*Listed entries:*
□ □ □ □ □ □ □

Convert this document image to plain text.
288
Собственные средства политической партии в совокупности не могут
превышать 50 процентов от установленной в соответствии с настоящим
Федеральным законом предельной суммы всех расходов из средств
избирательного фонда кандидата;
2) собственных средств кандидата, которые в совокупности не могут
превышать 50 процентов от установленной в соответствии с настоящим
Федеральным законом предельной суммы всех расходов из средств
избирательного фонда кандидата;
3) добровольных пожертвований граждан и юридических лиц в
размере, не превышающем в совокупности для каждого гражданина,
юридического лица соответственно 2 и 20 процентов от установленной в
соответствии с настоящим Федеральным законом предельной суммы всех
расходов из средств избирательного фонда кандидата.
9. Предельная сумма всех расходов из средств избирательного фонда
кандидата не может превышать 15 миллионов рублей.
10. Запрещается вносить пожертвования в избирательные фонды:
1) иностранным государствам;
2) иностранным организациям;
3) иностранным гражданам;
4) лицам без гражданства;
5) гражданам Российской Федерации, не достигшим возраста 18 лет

□ □ □ □ □ □ □

*Short task:*
Write out the whole listing again, exactly as it stands.

*The output:*
Convert this document image to plain text.
288
Собственные средства политической партии в совокупности не могут
превышать 50 процентов от установленной в соответствии с настоящим
Федеральным законом предельной суммы всех расходов из средств
избирательного фонда кандидата;
2) собственных средств кандидата, которые в совокупности не могут
превышать 50 процентов от установленной в соответствии с настоящим
Федеральным законом предельной суммы всех расходов из средств
избирательного фонда кандидата;
3) добровольных пожертвований граждан и юридических лиц в
размере, не превышающем в совокупности для каждого гражданина,
юридического лица соответственно 2 и 20 процентов от установленной в
соответствии с настоящим Федеральным законом предельной суммы всех
расходов из средств избирательного фонда кандидата.
9. Предельная сумма всех расходов из средств избирательного фонда
кандидата не может превышать 15 миллионов рублей.
10. Запрещается вносить пожертвования в избирательные фонды:
1) иностранным государствам;
2) иностранным организациям;
3) иностранным гражданам;
4) лицам без гражданства;
5) гражданам Российской Федерации, не достигшим возраста 18 лет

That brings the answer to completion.